### Selected text
* BEGIN *

Java Solaris Communities About Sun How to Buy United States Worldwide

Solaris Operating System

DTrace How To Guide

DTrace
Using DTrace from a Solaris 10 System

The DTrace How to Guide is intended to help a new user learn how to use DTrace for gathering and using system and application information from a Solaris 10 system. It covers how to build a D script and identifies the providers that every System Administrator and developer should know when learning and using DTrace. A few examples to help the reader get started using DTrace are also included.

After reading this guide the user will be able to construct scripts to gather useful information about running applications that in turn can be used to improve the performance on Solaris.

See the Solaris Dynamic Tracing Guide at http://docs.sun.com/app/docs/doc/817-6223 for more details on the D language and DTrace.

317KPDF[317K]
Table of Contents
 
 
 
 

Introduction to DTrace

DTrace is a comprehensive dynamic tracing facility that is built into Solaris and can be used by administrators and developers to examine the behavior of both user programs and of the operating system itself. With DTrace you can explore your system to understand how it works, track down performance problems across many layers of software, or locate the cause of aberrant behavior. It is safe to use on production systems and does not require restarting either the system or applications.

* END *

### What to work on
(A) Retype the DTrace guide from "Java Solaris Communities" up to and including "performance on Solaris.".
(B) In the entries, echo the lines from the line with "wave-direction-arrow <box>528 260" up to and including the line with "wave-direction-arrow <box>94 484".
The DTrace guide and the entries are unrelated to each other.

### Supplied data
* BEGIN *

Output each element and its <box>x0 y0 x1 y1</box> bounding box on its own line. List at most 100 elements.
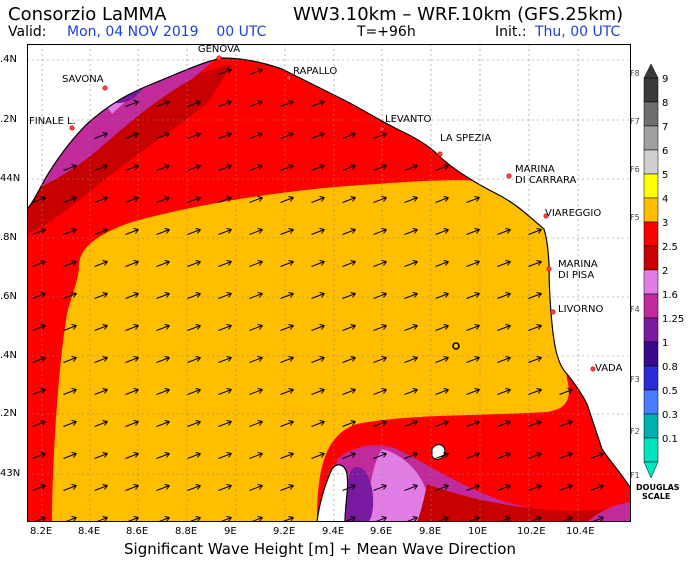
wave-direction-arrow <box>528 260 542 267</box>
wave-direction-arrow <box>63 164 77 171</box>
wave-direction-arrow <box>249 132 263 139</box>
wave-direction-arrow <box>156 452 170 459</box>
place-label: VIAREGGIO <box>545 208 601 219</box>
scale-value-label: 2.5 <box>662 242 678 253</box>
wave-direction-arrow <box>249 324 263 331</box>
lon-tick-label: 9.4E <box>322 526 345 537</box>
sea-se-magenta <box>587 502 631 522</box>
scale-bottom-arrow <box>643 461 659 479</box>
wave-direction-arrow <box>342 356 356 363</box>
valid-label: Valid: <box>8 24 47 40</box>
lon-tick-label: 10.4E <box>566 526 595 537</box>
wave-direction-arrow <box>63 452 77 459</box>
sea-orange-area <box>52 180 569 522</box>
wave-direction-arrow <box>94 484 108 491</box>
wave-direction-arrow <box>342 484 356 491</box>
wave-direction-arrow <box>156 100 170 107</box>
wave-direction-arrow <box>404 420 418 427</box>
wave-direction-arrow <box>32 260 46 267</box>
douglas-label: F7 <box>630 117 640 126</box>
wave-direction-arrow <box>435 260 449 267</box>
wave-direction-arrow <box>373 228 387 235</box>
wave-direction-arrow <box>466 356 480 363</box>
wave-direction-arrow <box>404 260 418 267</box>
wave-direction-arrow <box>280 228 294 235</box>
wave-direction-arrow <box>94 452 108 459</box>
wave-direction-arrow <box>528 292 542 299</box>
wave-direction-arrow <box>156 388 170 395</box>
sea-south-darkred <box>417 484 631 522</box>
wave-direction-arrow <box>94 132 108 139</box>
wave-direction-arrow <box>342 420 356 427</box>
wave-direction-arrow <box>280 388 294 395</box>
wave-direction-arrow <box>280 420 294 427</box>
map-frame <box>27 44 631 522</box>
wave-direction-arrow <box>156 260 170 267</box>
wave-direction-arrow <box>156 196 170 203</box>
wave-direction-arrow <box>497 356 511 363</box>
lat-tick-label: .4N <box>0 54 18 65</box>
wave-direction-arrow <box>528 484 542 491</box>
wave-direction-arrow <box>373 484 387 491</box>
wave-direction-arrow <box>63 356 77 363</box>
wave-direction-arrow <box>528 228 542 235</box>
wave-direction-arrow <box>342 196 356 203</box>
scale-swatch <box>643 413 659 439</box>
wave-direction-arrow <box>497 484 511 491</box>
wave-direction-arrow <box>156 228 170 235</box>
place-label: MARINA DI CARRARA <box>515 164 577 186</box>
lon-tick-label: 8.6E <box>126 526 149 537</box>
wave-direction-arrow <box>63 388 77 395</box>
wave-direction-arrow <box>466 388 480 395</box>
wave-direction-arrow <box>466 324 480 331</box>
wave-direction-arrow <box>187 324 201 331</box>
place-label: LA SPEZIA <box>440 133 491 144</box>
wave-direction-arrow <box>125 164 139 171</box>
wave-direction-arrow <box>435 420 449 427</box>
wave-direction-arrow <box>187 420 201 427</box>
buoy-marker <box>452 342 460 350</box>
wave-direction-arrow <box>497 452 511 459</box>
place-marker <box>286 75 292 81</box>
wave-direction-arrow <box>497 388 511 395</box>
place-marker <box>437 151 443 157</box>
scale-value-label: 4 <box>662 194 668 205</box>
wave-direction-arrow <box>218 324 232 331</box>
wave-direction-arrow <box>249 196 263 203</box>
wave-direction-arrow <box>125 196 139 203</box>
wave-direction-arrow <box>187 388 201 395</box>
sea-south-lightmagenta <box>367 449 429 522</box>
douglas-label: F2 <box>630 427 640 436</box>
wave-direction-arrow <box>497 292 511 299</box>
wave-direction-arrow <box>218 196 232 203</box>
scale-swatch <box>643 173 659 199</box>
lat-tick-label: 44N <box>0 173 21 184</box>
wave-direction-arrow <box>32 324 46 331</box>
wave-direction-arrow <box>156 484 170 491</box>
wave-direction-arrow <box>63 484 77 491</box>
scale-value-label: 8 <box>662 98 668 109</box>
wave-direction-arrow <box>156 356 170 363</box>
wave-direction-arrow <box>125 420 139 427</box>
wave-direction-arrow <box>187 132 201 139</box>
wave-direction-arrow <box>404 292 418 299</box>
wave-direction-arrow <box>497 228 511 235</box>
wave-direction-arrow <box>218 484 232 491</box>
model-title: WW3.10km – WRF.10km (GFS.25km) <box>293 4 624 25</box>
place-marker <box>590 366 596 372</box>
wave-direction-arrow <box>559 484 573 491</box>
scale-value-label: 5 <box>662 170 668 181</box>
wave-direction-arrow <box>187 292 201 299</box>
scale-value-label: 1 <box>662 338 668 349</box>
wave-direction-arrow <box>125 324 139 331</box>
forecast-step: T=+96h <box>357 24 416 40</box>
valid-value: Mon, 04 NOV 2019 00 UTC <box>67 24 267 40</box>
place-marker <box>543 213 549 219</box>
place-label: RAPALLO <box>293 66 337 77</box>
wave-direction-arrow <box>559 388 573 395</box>
scale-swatch <box>643 101 659 127</box>
island-corsica <box>316 464 349 522</box>
scale-swatch <box>643 365 659 391</box>
wave-direction-arrow <box>342 260 356 267</box>
douglas-label: F8 <box>630 69 640 78</box>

* END *

### Full solutions
(A)
Java Solaris Communities About Sun How to Buy United States Worldwide

Solaris Operating System

DTrace How To Guide

DTrace
Using DTrace from a Solaris 10 System

The DTrace How to Guide is intended to help a new user learn how to use DTrace for gathering and using system and application information from a Solaris 10 system. It covers how to build a D script and identifies the providers that every System Administrator and developer should know when learning and using DTrace. A few examples to help the reader get started using DTrace are also included.

After reading this guide the user will be able to construct scripts to gather useful information about running applications that in turn can be used to improve the performance on Solaris.

(B)
wave-direction-arrow <box>528 260 542 267</box>
wave-direction-arrow <box>63 164 77 171</box>
wave-direction-arrow <box>249 132 263 139</box>
wave-direction-arrow <box>156 452 170 459</box>
place-label: VIAREGGIO <box>545 208 601 219</box>
scale-value-label: 2.5 <box>662 242 678 253</box>
wave-direction-arrow <box>249 324 263 331</box>
lon-tick-label: 9.4E <box>322 526 345 537</box>
sea-se-magenta <box>587 502 631 522</box>
scale-bottom-arrow <box>643 461 659 479</box>
wave-direction-arrow <box>342 356 356 363</box>
valid-label: Valid: <box>8 24 47 40</box>
lon-tick-label: 10.4E <box>566 526 595 537</box>
wave-direction-arrow <box>63 452 77 459</box>
sea-orange-area <box>52 180 569 522</box>
wave-direction-arrow <box>94 484 108 491</box>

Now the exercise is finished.